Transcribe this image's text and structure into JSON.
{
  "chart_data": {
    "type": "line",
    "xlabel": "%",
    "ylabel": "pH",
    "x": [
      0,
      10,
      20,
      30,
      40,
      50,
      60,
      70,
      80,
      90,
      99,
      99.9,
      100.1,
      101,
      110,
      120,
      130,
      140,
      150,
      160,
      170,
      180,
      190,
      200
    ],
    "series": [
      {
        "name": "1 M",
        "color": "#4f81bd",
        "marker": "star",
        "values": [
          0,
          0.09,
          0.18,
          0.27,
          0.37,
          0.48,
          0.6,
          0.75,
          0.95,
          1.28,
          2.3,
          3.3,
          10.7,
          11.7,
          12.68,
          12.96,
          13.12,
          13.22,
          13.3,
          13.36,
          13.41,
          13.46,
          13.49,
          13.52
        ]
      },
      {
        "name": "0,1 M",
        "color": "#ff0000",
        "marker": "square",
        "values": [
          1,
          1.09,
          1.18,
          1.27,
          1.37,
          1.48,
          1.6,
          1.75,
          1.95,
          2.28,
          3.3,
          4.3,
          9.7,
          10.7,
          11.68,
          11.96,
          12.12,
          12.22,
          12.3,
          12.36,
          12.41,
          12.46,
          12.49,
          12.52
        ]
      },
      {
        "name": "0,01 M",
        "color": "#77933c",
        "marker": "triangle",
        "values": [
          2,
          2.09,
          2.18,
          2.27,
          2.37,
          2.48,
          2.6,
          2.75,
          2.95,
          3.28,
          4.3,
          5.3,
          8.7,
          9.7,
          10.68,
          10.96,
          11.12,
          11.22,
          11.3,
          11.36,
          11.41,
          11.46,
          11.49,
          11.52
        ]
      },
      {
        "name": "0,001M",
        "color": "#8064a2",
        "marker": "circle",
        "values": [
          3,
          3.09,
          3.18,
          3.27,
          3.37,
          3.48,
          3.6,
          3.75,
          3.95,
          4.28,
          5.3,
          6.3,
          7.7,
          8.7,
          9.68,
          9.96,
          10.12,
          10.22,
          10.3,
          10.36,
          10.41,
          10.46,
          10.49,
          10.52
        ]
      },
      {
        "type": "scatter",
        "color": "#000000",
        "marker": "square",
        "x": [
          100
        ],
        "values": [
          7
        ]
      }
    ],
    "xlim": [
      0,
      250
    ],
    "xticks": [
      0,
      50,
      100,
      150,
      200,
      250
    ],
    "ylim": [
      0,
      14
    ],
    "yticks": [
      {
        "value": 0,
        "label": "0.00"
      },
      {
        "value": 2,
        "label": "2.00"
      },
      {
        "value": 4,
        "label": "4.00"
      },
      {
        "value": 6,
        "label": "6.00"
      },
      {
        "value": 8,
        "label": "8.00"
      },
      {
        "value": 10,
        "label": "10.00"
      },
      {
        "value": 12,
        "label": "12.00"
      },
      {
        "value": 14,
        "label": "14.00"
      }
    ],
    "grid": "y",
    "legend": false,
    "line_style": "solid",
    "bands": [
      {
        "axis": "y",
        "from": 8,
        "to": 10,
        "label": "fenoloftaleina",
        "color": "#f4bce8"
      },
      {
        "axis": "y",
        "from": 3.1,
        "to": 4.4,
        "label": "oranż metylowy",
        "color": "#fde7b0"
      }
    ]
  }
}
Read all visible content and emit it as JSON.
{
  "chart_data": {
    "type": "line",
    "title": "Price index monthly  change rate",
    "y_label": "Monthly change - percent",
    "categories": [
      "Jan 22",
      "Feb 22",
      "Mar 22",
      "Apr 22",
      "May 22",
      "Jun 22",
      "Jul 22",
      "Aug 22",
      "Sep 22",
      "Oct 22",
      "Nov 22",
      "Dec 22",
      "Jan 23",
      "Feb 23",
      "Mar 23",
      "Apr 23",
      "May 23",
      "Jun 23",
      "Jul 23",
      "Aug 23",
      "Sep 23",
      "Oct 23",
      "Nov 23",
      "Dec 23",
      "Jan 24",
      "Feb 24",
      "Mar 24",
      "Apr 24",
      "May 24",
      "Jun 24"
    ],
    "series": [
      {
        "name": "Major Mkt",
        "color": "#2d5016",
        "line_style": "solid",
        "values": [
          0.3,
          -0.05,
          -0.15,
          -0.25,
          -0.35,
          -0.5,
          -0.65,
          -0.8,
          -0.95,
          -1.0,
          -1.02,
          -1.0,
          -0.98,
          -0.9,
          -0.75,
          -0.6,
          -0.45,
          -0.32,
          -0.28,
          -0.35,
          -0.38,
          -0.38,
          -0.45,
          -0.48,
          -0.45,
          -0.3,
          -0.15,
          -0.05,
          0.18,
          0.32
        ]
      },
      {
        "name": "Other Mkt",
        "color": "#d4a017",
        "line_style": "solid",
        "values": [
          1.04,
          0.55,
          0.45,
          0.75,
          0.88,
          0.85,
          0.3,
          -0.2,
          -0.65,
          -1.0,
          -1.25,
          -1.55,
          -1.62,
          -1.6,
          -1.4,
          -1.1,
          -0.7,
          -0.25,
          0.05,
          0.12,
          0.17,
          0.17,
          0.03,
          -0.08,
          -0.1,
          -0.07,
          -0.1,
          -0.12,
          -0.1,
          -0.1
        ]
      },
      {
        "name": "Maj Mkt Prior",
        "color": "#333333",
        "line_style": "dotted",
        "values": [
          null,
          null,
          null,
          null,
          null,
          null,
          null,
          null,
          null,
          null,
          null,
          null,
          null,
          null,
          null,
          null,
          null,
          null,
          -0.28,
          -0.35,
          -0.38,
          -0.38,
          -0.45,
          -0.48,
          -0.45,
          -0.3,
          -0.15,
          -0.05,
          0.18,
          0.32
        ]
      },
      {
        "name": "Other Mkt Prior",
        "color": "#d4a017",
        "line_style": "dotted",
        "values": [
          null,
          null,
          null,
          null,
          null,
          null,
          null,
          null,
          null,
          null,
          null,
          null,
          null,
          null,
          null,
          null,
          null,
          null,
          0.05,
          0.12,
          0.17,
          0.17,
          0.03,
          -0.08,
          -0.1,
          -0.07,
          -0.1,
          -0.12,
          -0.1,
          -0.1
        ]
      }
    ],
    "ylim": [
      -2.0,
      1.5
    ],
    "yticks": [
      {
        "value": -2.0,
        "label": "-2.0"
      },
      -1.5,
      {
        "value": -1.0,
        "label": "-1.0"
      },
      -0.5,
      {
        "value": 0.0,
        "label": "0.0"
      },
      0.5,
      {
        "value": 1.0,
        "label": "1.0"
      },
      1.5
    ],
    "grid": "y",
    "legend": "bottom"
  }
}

▶ Task directions: Report the number of lines that include the string "marker"; return nothing but the count.

▶ Answer: 5